__Set task__: Every record should be copied exactly, except that pictures are to be omitted.

______________________________

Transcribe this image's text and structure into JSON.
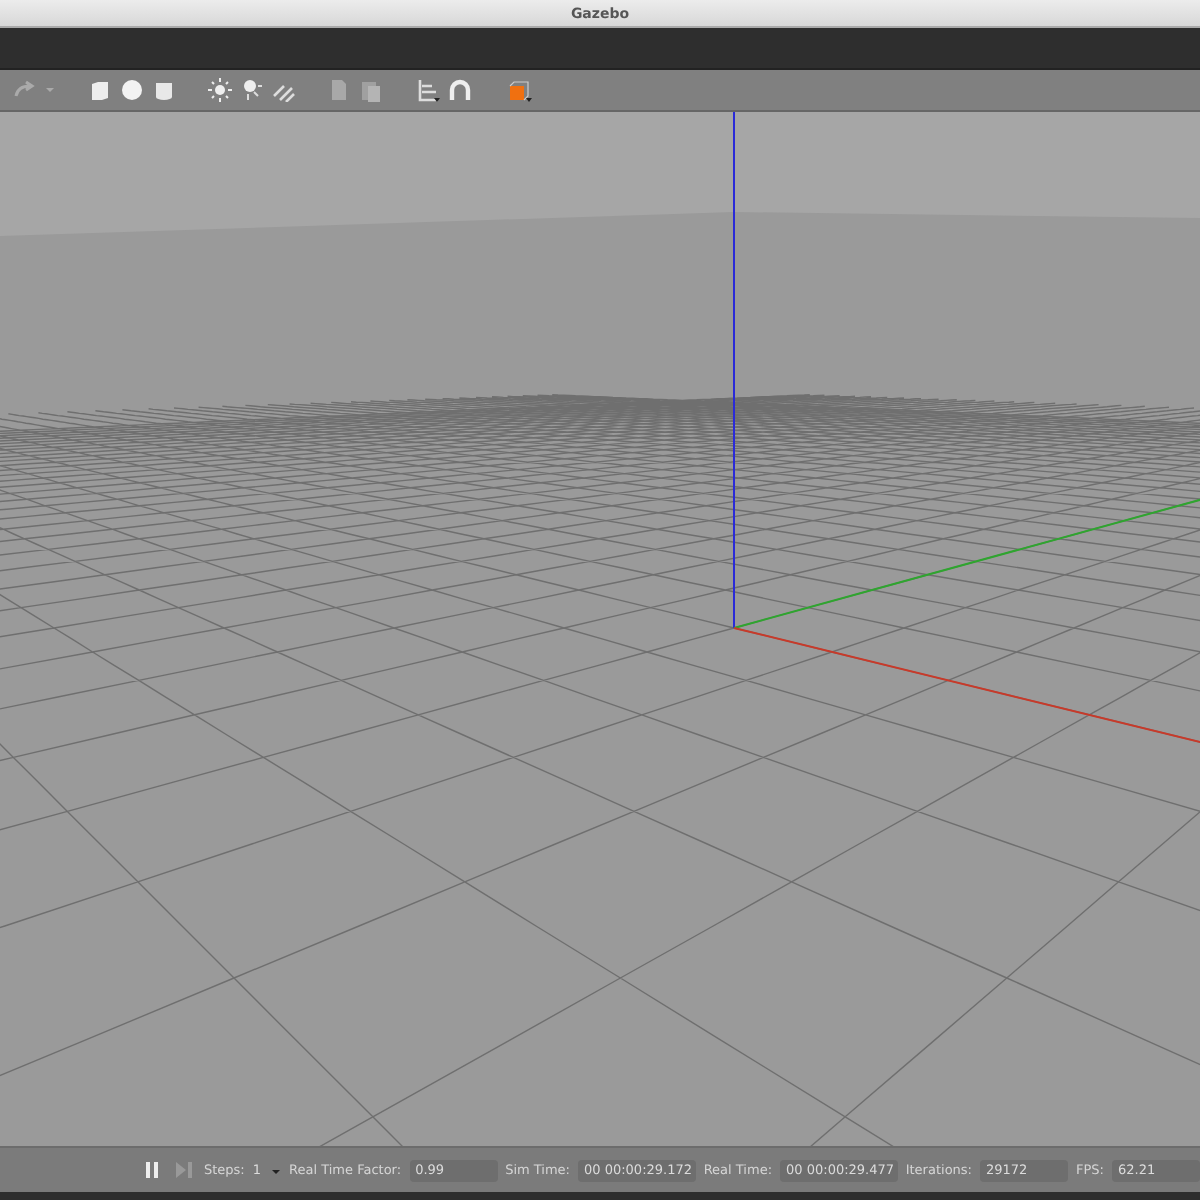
{
  "window": {
    "title": "Gazebo"
  },
  "bottom_bar": {
    "steps_label": "Steps:",
    "steps_value": "1",
    "fields": [
      {
        "label": "Real Time Factor:",
        "value": "0.99"
      },
      {
        "label": "Sim Time:",
        "value": "00 00:00:29.172"
      },
      {
        "label": "Real Time:",
        "value": "00 00:00:29.477"
      },
      {
        "label": "Iterations:",
        "value": "29172"
      },
      {
        "label": "FPS:",
        "value": "62.21"
      }
    ]
  }
}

______________________________

__Solution below__:
Transcribe this image's text and structure into JSON.
{
  "window": {
    "title": "Gazebo"
  },
  "bottom_bar": {
    "steps_label": "Steps:",
    "steps_value": "1",
    "fields": [
      {
        "label": "Real Time Factor:",
        "value": "0.99"
      },
      {
        "label": "Sim Time:",
        "value": "00 00:00:29.172"
      },
      {
        "label": "Real Time:",
        "value": "00 00:00:29.477"
      },
      {
        "label": "Iterations:",
        "value": "29172"
      },
      {
        "label": "FPS:",
        "value": "62.21"
      }
    ]
  }
}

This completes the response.